Extract all lines in the data that contain the word "marker".

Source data

## start

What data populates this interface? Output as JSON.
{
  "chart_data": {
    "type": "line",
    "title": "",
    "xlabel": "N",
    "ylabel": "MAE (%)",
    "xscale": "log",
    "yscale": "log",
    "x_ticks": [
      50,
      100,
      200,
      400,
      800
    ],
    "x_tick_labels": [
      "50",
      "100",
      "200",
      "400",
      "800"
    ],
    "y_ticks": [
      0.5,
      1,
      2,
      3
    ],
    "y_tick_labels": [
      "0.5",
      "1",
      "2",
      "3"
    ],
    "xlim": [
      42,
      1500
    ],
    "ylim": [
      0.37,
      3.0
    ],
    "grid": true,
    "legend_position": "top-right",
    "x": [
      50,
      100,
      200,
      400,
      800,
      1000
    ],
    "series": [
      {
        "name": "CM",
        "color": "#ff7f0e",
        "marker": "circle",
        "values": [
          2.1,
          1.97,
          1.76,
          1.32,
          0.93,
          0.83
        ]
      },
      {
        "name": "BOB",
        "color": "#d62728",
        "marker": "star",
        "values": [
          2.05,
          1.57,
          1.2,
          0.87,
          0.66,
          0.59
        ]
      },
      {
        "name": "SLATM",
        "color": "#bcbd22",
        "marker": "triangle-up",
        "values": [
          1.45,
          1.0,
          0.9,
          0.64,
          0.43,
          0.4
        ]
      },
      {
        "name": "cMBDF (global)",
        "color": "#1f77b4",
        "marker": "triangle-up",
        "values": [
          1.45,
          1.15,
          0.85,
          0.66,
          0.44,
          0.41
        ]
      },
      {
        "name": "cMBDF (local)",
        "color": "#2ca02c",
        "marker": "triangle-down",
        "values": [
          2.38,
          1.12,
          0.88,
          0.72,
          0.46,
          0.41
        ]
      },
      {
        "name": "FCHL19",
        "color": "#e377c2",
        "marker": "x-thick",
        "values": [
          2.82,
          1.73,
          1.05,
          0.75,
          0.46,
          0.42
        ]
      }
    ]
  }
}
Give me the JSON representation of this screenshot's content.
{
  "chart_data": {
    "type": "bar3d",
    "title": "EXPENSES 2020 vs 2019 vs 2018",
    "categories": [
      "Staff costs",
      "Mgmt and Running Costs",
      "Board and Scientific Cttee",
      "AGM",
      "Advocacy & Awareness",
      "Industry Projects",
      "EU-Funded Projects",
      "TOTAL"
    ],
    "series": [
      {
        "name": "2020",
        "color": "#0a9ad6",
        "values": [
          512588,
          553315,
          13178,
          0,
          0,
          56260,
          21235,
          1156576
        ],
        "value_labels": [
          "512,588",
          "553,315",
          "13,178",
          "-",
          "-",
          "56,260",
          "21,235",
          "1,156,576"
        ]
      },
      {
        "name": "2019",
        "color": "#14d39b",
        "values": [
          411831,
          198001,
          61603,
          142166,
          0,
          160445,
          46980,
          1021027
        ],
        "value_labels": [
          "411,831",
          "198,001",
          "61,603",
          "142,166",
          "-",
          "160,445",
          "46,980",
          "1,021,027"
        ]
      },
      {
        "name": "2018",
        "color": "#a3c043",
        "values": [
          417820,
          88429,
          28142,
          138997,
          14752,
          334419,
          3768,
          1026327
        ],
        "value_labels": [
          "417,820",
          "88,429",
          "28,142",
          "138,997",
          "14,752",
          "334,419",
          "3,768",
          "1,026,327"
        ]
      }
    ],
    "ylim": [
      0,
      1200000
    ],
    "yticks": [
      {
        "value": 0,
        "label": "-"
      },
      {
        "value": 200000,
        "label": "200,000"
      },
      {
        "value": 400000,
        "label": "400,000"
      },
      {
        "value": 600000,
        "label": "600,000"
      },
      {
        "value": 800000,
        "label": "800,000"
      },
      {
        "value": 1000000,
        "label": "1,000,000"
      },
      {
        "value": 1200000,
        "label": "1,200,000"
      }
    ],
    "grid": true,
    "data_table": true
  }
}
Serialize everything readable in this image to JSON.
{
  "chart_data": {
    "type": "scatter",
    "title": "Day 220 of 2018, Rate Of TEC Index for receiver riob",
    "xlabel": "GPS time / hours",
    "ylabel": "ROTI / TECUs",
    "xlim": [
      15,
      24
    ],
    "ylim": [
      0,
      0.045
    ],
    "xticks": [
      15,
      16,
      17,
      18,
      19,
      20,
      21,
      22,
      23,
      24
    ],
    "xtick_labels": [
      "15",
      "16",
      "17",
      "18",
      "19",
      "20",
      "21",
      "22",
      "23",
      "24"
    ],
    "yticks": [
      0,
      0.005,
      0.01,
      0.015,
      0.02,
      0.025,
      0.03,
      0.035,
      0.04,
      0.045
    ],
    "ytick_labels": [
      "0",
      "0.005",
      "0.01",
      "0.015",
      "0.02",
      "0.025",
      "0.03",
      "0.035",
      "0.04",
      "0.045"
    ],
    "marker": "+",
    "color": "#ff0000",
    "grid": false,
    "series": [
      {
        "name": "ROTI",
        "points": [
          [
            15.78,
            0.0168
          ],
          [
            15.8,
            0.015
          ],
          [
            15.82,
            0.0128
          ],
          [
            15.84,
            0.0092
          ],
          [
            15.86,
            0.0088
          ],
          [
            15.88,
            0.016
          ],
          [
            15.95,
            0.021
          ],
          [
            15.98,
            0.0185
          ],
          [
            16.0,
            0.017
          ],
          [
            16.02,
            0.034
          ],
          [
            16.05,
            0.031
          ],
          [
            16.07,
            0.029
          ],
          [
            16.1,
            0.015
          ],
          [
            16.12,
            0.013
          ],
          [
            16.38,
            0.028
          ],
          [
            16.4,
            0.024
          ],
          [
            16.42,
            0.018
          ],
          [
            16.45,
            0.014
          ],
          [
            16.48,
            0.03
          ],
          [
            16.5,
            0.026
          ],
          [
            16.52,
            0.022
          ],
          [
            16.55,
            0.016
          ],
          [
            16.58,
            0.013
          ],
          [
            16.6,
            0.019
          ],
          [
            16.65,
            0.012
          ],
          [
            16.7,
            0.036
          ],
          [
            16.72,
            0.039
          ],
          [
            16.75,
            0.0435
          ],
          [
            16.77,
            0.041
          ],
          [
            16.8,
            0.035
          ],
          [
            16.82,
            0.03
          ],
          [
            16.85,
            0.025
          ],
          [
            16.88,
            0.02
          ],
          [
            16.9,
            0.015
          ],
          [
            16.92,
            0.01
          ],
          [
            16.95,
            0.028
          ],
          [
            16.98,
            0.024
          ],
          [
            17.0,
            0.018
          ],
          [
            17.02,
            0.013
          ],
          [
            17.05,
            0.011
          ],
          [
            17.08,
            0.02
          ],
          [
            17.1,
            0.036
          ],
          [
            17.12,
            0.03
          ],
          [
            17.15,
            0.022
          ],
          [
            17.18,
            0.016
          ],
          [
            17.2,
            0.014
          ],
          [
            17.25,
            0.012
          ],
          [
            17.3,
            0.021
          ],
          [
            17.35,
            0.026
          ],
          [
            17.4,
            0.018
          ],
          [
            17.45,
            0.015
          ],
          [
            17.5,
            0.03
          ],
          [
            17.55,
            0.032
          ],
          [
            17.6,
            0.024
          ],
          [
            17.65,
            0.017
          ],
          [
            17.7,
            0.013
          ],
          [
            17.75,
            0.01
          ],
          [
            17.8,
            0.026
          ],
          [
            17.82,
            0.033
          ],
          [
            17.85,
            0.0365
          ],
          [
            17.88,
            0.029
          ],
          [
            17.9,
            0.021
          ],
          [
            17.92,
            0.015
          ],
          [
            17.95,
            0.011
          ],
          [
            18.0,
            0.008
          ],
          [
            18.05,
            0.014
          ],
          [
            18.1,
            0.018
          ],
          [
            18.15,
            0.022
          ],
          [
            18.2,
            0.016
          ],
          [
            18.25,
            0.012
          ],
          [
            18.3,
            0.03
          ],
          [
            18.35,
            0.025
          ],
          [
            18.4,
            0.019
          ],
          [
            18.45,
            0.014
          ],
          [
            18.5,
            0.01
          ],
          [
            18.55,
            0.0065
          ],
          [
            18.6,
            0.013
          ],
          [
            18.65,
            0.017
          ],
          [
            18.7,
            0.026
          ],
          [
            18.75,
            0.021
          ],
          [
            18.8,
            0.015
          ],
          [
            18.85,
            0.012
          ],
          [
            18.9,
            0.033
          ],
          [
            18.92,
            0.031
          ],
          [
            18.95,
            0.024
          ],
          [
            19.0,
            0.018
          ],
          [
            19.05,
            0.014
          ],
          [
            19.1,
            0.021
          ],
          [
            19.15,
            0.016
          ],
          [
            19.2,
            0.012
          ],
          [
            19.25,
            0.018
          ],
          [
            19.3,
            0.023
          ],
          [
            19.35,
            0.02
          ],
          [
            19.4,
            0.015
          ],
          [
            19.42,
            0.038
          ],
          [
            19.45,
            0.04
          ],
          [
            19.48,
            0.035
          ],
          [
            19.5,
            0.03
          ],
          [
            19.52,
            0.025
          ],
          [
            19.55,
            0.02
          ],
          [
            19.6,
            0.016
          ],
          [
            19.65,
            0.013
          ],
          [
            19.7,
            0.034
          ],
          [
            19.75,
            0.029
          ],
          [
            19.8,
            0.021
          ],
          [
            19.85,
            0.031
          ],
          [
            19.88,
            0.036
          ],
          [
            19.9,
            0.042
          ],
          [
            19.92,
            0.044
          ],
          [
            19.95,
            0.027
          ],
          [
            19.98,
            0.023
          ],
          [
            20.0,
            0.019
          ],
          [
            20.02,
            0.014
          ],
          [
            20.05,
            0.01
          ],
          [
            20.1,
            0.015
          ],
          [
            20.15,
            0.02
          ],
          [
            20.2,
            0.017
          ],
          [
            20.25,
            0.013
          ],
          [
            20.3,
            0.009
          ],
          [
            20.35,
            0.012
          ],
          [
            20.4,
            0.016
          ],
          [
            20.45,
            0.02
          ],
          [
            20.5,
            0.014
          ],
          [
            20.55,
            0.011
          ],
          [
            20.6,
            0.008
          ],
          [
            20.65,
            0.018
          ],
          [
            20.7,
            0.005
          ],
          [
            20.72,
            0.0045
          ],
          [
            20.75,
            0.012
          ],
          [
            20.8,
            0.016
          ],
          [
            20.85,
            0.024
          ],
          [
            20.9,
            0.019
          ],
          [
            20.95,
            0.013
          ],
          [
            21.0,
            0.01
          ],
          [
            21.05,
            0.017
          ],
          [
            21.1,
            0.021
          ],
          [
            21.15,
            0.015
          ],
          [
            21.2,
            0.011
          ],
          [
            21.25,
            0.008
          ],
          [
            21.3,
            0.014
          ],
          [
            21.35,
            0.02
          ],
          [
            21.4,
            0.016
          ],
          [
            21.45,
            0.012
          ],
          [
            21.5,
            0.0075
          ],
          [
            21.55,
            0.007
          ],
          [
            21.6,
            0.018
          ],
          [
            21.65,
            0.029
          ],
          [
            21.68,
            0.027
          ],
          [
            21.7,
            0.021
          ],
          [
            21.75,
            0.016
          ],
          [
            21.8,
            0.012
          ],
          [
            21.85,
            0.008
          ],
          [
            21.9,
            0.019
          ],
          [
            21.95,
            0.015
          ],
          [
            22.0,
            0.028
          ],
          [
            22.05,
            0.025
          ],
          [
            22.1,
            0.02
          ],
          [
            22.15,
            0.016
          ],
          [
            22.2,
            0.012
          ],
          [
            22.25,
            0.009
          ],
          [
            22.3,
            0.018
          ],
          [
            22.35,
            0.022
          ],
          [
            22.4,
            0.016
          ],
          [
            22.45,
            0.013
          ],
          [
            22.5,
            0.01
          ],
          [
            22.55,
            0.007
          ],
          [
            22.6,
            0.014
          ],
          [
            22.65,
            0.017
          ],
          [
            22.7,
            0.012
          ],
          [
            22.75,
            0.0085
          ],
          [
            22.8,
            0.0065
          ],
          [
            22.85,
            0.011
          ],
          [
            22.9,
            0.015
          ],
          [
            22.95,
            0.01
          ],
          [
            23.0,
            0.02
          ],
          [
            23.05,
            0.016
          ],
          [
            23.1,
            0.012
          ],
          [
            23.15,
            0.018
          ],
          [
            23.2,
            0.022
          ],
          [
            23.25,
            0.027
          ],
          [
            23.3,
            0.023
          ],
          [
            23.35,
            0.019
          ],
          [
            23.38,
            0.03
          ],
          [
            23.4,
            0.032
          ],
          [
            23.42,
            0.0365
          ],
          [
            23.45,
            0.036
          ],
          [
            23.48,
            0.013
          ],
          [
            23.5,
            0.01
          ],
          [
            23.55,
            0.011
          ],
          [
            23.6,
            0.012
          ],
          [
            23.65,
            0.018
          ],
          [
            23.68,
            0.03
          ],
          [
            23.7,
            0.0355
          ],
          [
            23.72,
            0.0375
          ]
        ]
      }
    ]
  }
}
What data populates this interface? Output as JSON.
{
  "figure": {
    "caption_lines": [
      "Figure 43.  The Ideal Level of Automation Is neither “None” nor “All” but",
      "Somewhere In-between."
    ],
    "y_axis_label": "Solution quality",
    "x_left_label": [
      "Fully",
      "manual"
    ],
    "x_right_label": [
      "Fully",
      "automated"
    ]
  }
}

## end

=== Expected output ===
        "marker": "circle",
        "marker": "star",
        "marker": "triangle-up",
        "marker": "triangle-up",
        "marker": "triangle-down",
        "marker": "x-thick",
    "marker": "+",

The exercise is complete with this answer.